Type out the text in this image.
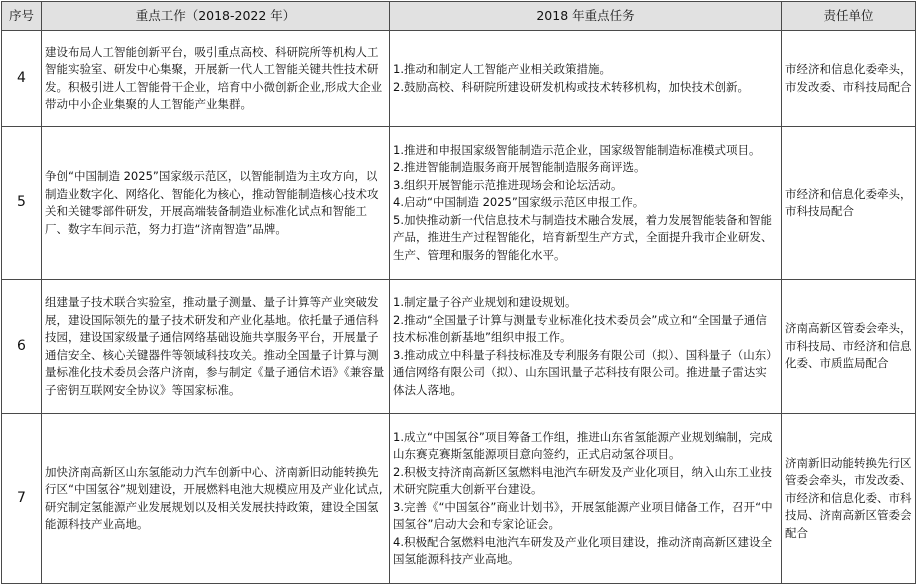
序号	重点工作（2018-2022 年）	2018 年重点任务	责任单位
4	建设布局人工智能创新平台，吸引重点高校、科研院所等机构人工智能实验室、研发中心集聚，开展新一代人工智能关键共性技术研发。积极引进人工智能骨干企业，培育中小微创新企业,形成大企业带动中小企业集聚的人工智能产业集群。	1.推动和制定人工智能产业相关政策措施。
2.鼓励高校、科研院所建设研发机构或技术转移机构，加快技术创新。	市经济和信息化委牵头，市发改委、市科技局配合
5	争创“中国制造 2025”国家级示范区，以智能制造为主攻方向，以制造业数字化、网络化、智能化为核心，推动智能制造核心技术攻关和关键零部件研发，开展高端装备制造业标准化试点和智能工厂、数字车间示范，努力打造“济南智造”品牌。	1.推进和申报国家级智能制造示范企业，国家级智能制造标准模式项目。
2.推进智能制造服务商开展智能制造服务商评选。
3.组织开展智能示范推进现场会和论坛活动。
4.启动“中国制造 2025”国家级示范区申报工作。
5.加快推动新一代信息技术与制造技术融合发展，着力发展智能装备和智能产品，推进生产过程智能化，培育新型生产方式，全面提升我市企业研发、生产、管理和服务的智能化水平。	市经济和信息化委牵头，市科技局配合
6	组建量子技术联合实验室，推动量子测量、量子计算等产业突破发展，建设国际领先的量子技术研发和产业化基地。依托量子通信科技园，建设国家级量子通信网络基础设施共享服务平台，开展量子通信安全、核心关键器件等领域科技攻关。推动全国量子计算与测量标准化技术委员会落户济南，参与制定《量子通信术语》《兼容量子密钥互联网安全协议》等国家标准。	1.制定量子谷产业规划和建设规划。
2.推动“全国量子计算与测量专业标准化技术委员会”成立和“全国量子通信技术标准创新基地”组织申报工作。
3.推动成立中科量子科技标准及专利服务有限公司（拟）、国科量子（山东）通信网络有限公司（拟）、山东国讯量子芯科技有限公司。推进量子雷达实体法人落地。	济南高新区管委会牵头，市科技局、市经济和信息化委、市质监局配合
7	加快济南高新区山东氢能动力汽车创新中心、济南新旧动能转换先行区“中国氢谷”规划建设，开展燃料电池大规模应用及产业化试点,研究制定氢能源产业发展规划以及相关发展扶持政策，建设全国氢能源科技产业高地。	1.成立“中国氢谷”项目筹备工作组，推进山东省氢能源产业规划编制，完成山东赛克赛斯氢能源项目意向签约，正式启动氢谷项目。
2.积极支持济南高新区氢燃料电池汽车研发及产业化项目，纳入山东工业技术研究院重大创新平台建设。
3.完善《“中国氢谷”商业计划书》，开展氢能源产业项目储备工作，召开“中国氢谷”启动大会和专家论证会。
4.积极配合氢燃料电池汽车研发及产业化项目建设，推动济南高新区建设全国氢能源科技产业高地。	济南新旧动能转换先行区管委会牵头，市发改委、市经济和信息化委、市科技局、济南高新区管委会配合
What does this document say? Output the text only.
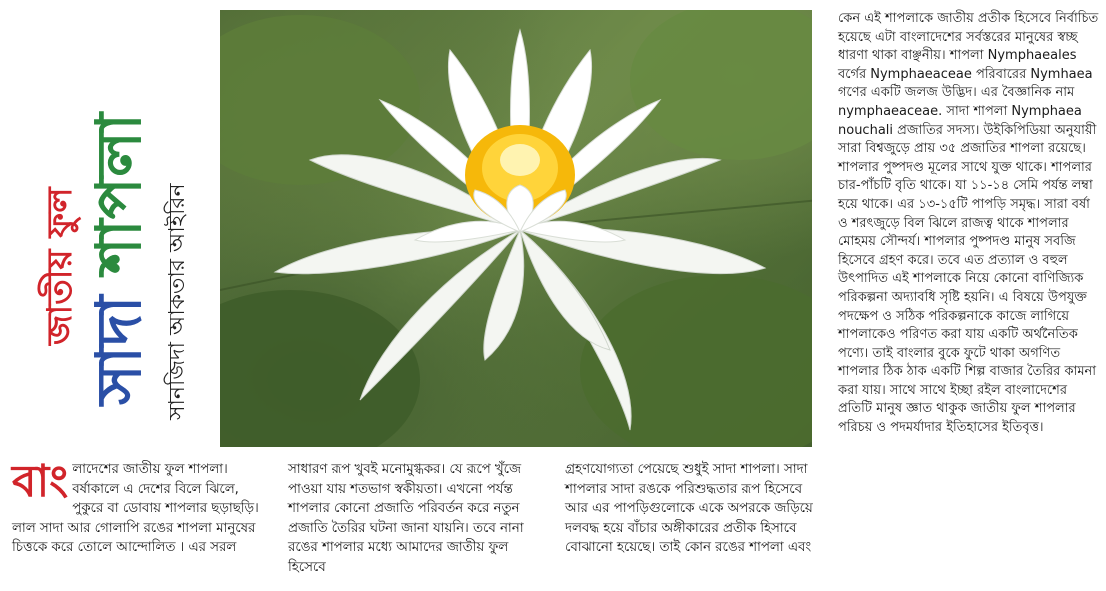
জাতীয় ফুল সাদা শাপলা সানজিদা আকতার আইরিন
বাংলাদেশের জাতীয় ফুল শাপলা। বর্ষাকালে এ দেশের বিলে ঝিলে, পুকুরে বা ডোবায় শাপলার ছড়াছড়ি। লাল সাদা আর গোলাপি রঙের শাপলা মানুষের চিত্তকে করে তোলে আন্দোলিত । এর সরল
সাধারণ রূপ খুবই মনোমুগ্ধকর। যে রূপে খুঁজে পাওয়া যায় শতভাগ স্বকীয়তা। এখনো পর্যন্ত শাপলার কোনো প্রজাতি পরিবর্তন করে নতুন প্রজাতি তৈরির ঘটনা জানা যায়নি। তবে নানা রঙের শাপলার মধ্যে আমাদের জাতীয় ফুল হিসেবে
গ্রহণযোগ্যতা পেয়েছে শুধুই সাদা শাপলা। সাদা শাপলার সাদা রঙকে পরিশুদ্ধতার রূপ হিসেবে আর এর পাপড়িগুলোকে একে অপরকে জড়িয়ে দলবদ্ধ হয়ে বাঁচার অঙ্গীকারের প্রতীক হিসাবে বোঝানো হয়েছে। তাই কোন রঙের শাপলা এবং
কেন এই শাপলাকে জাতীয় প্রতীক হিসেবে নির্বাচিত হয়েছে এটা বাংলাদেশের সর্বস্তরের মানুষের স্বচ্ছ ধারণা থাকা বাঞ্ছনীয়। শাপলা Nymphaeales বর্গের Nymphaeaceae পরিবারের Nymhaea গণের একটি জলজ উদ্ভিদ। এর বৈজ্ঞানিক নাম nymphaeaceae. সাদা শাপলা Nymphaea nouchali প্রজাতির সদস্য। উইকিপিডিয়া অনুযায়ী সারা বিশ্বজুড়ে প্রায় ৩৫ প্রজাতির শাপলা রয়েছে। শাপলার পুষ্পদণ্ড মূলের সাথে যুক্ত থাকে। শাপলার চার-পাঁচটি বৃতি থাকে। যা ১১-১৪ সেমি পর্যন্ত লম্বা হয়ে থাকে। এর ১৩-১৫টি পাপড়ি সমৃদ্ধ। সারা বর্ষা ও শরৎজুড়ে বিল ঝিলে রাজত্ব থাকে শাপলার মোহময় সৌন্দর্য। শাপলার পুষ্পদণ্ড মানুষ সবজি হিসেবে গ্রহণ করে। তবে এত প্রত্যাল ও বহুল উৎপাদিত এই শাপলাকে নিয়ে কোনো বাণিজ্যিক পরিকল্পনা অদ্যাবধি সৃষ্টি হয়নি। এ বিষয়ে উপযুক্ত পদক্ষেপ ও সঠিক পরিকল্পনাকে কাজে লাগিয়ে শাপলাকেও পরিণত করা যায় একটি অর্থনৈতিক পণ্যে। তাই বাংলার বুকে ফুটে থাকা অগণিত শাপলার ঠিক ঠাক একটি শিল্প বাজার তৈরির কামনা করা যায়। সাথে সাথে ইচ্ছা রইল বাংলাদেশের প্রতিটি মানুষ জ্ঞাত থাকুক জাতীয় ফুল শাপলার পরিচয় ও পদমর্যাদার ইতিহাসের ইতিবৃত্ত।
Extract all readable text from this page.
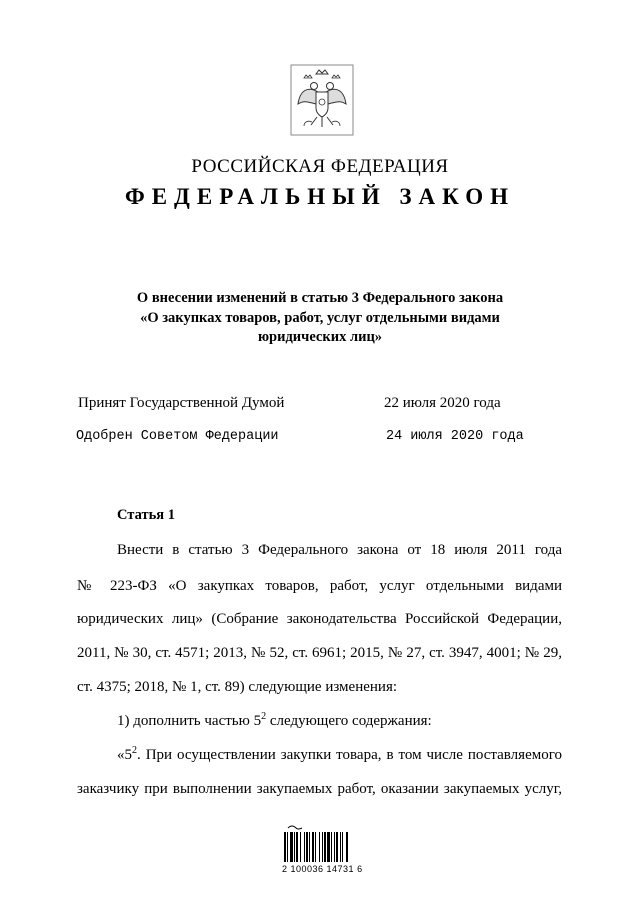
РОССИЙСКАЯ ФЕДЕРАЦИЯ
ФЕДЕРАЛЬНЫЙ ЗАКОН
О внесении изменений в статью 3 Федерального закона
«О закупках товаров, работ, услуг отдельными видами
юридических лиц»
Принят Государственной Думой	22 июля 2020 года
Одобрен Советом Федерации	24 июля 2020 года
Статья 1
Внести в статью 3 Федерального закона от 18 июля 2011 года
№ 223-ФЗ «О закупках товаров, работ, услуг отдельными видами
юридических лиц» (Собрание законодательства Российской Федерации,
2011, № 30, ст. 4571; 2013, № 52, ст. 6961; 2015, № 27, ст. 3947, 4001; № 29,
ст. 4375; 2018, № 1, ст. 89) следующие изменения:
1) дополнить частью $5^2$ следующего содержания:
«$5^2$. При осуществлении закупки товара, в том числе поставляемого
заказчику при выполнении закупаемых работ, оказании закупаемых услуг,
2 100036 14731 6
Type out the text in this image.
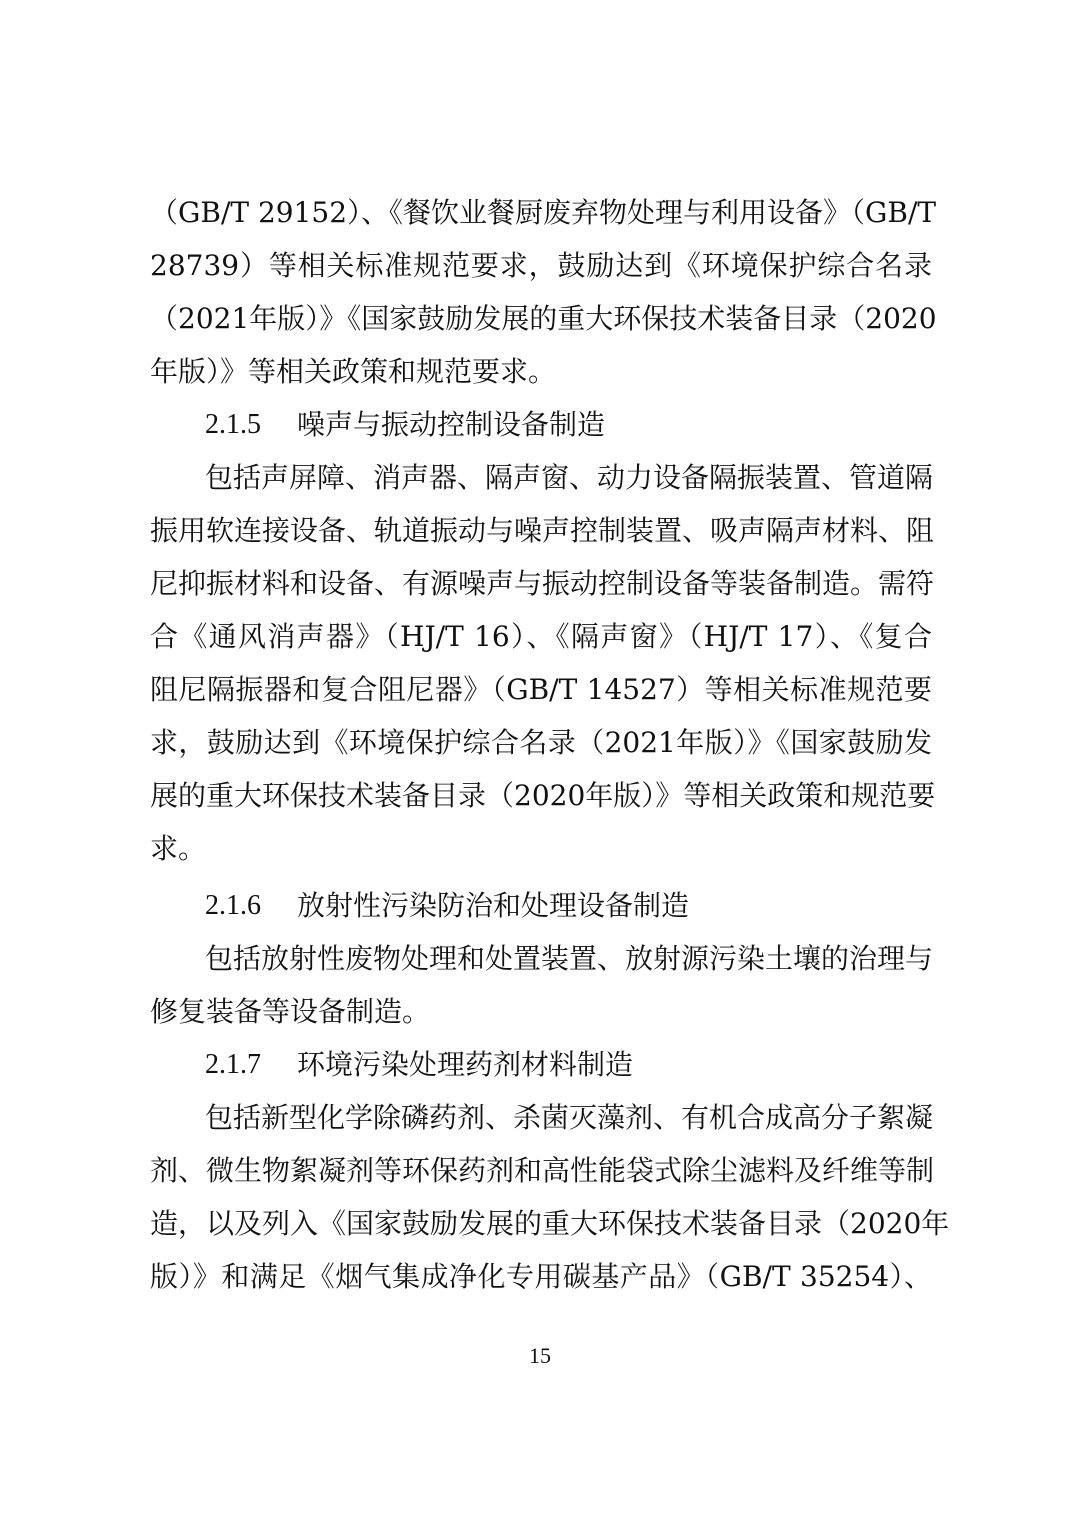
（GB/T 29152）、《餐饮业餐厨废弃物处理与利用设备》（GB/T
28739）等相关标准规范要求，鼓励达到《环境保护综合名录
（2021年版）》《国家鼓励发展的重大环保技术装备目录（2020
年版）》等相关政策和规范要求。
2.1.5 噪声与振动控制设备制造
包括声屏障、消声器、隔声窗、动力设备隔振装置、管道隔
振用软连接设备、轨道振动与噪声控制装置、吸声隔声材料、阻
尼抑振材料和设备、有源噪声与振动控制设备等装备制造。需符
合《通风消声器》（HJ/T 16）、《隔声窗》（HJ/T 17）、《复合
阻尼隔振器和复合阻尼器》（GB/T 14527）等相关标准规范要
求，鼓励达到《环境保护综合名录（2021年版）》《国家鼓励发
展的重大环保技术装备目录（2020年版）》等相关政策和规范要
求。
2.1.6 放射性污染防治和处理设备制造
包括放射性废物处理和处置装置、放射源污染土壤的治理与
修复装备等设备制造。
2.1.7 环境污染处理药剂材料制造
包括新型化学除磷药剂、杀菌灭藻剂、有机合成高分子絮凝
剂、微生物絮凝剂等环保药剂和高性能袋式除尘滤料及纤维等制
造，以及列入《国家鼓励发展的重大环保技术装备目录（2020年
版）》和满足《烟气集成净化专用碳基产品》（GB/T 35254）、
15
************
- **Stated exercise**: Report the number of lines that include the string "закона"; return nothing but the count.

- **Result**: 2